▶ **DIRECTION**: Lift out all lines below that contain "Immerse".

▶ **DATA RECORDS**:
#####
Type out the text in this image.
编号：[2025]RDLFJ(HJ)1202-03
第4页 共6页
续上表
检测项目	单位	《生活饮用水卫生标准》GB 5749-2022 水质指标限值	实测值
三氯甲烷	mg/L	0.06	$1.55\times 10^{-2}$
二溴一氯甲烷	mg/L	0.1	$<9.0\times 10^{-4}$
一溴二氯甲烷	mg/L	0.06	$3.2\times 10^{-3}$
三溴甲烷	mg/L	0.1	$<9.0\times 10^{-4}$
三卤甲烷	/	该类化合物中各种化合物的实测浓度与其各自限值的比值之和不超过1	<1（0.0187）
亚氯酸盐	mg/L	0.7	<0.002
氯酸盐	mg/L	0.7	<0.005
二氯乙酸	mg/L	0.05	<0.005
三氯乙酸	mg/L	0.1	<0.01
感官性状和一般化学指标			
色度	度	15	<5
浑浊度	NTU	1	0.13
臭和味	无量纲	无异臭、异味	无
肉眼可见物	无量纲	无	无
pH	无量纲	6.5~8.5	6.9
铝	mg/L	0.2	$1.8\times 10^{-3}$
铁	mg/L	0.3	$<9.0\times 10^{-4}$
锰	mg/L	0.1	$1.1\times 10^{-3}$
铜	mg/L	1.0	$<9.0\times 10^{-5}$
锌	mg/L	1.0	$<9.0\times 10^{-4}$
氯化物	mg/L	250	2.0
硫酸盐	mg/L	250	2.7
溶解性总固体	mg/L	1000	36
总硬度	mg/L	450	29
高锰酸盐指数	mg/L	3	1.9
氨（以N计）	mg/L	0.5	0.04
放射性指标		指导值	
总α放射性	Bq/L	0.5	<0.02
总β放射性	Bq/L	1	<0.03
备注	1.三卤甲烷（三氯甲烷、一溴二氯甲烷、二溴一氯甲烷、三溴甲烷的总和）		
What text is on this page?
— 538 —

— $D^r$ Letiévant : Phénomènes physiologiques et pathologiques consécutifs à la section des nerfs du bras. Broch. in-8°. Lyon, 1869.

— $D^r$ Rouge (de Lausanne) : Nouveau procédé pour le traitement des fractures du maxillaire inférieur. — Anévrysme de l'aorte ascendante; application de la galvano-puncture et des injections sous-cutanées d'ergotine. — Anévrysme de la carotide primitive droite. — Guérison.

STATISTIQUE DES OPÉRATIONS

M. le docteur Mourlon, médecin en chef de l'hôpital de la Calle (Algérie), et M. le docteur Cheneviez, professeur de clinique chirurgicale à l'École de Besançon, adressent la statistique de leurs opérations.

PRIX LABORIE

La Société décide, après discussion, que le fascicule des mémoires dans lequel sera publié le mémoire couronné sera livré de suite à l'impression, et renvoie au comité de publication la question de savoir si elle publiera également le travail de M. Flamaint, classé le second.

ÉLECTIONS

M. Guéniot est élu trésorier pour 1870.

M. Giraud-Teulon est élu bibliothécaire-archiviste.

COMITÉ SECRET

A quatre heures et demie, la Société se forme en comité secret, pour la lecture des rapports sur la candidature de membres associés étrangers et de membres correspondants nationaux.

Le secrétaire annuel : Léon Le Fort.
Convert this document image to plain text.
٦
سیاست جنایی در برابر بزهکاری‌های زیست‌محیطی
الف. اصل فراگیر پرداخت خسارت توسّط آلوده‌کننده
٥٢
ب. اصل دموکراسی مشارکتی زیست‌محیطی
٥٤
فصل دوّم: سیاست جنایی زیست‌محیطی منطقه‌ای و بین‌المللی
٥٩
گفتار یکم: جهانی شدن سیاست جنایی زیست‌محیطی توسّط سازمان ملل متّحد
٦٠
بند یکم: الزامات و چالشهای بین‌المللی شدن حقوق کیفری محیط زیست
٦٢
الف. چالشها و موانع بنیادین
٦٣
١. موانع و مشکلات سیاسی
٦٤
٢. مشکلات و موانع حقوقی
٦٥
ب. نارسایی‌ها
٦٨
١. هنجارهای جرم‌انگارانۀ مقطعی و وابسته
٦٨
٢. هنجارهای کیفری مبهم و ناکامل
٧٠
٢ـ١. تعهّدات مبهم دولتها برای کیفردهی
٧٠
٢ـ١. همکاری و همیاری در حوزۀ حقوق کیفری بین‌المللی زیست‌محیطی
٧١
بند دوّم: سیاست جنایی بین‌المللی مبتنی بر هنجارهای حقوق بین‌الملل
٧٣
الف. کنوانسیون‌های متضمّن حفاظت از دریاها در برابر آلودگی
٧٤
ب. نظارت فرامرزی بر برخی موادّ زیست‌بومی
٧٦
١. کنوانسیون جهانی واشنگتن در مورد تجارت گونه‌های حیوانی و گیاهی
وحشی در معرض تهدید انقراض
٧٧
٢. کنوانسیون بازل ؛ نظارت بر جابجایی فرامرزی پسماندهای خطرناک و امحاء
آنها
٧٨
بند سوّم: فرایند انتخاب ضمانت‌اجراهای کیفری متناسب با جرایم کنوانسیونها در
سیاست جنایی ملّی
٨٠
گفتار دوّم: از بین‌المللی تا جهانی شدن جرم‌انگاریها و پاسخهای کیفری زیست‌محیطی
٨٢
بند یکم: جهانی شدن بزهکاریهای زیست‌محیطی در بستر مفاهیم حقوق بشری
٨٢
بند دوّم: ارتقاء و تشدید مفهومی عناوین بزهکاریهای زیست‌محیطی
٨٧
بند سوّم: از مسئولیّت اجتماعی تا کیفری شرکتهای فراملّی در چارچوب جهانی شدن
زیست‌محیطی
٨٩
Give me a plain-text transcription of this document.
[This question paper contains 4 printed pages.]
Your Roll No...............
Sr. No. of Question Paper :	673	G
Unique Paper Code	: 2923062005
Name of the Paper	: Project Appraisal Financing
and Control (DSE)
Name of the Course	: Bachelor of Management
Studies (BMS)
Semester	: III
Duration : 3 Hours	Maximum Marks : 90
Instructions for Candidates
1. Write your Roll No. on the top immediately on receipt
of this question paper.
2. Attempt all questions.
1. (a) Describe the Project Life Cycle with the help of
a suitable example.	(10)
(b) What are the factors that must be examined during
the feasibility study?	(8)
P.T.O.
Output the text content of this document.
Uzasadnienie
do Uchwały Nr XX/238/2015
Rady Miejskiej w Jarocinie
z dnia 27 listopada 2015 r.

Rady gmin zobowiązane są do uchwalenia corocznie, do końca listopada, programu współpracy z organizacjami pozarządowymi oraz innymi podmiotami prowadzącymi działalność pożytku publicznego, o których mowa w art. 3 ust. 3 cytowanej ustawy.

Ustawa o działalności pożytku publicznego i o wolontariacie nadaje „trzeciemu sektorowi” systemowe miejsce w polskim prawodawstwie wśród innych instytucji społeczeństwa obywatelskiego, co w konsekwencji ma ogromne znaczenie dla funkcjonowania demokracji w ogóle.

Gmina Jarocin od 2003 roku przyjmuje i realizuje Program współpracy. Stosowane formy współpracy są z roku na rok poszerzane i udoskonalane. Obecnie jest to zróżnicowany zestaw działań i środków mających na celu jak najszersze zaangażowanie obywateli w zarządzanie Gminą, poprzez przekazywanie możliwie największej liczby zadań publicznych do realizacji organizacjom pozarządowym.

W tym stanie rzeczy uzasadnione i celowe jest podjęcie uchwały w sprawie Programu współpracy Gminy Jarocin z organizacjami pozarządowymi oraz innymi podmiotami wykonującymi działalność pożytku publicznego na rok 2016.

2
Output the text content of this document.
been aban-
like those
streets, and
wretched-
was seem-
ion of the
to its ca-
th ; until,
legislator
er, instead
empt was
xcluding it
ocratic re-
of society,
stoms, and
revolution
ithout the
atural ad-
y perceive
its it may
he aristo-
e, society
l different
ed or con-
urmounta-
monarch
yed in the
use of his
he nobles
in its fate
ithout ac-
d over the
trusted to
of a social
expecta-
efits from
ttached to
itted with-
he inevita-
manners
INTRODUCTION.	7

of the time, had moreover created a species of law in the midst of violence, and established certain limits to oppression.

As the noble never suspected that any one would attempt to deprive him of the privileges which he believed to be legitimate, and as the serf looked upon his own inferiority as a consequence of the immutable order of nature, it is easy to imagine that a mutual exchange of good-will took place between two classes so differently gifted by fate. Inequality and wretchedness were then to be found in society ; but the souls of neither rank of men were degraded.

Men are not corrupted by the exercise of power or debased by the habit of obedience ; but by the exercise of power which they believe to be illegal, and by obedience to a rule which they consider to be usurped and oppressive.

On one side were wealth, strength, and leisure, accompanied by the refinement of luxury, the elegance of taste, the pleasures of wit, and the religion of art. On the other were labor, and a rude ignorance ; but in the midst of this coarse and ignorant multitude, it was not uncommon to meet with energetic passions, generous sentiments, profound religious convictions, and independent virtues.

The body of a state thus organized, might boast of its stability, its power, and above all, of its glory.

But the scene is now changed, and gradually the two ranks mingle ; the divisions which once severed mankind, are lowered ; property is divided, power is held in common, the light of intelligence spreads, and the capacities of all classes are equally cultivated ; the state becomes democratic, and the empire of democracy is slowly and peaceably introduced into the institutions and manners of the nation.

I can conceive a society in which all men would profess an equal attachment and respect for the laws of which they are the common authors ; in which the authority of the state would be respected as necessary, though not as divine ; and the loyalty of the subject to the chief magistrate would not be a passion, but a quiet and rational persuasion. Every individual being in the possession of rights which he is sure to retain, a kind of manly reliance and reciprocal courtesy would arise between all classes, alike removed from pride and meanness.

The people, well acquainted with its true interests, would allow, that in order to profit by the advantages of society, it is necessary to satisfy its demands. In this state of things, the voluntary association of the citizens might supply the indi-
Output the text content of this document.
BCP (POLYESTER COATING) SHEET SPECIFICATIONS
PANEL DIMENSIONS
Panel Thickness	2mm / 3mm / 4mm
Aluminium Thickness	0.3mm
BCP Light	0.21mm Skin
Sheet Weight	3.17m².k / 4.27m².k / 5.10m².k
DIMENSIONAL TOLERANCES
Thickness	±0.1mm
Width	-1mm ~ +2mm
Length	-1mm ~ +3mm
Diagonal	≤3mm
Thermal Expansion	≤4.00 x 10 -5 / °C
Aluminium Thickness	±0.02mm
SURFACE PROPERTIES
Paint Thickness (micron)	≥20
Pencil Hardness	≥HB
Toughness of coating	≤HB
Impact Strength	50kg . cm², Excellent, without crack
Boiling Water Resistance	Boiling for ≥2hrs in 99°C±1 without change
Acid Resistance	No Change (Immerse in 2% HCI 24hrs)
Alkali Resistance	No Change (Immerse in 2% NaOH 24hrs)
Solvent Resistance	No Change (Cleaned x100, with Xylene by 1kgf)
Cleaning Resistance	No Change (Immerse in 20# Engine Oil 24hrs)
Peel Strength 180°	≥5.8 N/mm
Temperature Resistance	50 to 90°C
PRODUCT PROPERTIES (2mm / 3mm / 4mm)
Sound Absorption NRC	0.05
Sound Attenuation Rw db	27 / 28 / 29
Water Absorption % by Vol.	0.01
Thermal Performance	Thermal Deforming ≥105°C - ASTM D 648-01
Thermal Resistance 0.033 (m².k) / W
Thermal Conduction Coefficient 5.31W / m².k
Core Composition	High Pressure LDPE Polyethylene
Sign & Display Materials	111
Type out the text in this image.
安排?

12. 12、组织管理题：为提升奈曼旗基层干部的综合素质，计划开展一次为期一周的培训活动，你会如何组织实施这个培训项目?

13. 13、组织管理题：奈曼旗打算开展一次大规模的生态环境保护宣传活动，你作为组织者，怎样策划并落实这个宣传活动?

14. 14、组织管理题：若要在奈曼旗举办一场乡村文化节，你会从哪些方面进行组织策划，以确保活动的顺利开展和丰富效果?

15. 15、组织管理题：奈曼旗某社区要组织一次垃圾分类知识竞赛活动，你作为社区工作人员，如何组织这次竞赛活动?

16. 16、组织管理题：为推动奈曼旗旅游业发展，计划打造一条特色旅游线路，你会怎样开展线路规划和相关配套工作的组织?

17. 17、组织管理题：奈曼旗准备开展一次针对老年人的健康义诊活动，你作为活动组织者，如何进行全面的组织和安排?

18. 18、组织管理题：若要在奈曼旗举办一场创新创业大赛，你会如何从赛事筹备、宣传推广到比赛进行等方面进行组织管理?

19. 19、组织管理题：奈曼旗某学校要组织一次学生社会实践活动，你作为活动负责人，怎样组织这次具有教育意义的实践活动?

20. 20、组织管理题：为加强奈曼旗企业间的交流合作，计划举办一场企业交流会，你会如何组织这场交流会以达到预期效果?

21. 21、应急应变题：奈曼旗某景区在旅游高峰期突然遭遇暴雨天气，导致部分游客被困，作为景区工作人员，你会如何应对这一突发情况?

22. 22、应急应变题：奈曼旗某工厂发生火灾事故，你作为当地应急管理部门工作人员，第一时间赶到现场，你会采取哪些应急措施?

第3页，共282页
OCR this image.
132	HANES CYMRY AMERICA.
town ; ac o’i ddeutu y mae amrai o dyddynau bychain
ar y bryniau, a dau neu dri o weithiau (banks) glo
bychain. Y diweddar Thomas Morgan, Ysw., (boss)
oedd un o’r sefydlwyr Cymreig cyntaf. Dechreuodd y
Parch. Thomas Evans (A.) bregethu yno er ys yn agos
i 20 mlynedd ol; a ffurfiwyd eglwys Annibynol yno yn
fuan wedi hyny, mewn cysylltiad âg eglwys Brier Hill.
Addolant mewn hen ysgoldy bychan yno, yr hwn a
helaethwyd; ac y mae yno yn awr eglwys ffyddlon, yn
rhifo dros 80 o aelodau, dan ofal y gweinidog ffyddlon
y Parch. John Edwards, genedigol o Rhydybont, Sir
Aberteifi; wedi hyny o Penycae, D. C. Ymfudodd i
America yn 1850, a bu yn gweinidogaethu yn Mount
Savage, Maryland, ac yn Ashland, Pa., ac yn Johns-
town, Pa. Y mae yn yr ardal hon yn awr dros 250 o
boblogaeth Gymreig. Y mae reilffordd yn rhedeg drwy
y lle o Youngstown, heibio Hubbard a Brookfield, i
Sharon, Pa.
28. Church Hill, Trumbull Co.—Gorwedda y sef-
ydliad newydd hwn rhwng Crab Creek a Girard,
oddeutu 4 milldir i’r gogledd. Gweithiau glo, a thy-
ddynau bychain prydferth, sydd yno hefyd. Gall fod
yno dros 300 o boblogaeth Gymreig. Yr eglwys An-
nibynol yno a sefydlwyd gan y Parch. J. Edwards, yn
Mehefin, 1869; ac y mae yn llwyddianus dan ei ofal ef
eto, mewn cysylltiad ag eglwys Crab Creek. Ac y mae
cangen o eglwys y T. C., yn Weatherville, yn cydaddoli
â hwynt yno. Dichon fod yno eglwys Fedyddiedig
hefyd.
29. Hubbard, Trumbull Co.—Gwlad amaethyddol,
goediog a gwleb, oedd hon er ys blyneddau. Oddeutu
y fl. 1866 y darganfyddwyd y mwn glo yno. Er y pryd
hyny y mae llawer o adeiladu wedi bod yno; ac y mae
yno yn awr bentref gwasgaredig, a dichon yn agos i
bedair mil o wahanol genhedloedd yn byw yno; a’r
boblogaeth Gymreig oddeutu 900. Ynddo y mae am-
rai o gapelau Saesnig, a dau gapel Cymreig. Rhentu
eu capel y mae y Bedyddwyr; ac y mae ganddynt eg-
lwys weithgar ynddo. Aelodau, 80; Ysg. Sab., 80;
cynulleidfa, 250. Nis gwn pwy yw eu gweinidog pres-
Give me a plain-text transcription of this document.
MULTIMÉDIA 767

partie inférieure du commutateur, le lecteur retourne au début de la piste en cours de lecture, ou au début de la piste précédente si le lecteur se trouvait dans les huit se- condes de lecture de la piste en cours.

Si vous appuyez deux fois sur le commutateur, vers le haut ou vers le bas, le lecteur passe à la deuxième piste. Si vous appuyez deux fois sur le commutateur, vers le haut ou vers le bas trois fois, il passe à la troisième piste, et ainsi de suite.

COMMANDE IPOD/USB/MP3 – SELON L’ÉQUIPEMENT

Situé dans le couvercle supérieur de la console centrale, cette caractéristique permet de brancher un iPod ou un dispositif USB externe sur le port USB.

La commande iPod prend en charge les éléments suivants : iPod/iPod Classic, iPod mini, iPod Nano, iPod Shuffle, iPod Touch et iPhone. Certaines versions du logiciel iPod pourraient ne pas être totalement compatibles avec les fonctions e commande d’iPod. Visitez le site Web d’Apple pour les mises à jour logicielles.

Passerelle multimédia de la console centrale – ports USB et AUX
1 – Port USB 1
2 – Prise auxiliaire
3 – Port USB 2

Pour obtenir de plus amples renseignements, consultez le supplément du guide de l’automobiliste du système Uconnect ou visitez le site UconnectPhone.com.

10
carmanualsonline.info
#####
▶ **ANSWER TO THIS PROBLEM**:
Acid Resistance	No Change (Immerse in 2% HCI 24hrs)
Alkali Resistance	No Change (Immerse in 2% NaOH 24hrs)
Cleaning Resistance	No Change (Immerse in 20# Engine Oil 24hrs)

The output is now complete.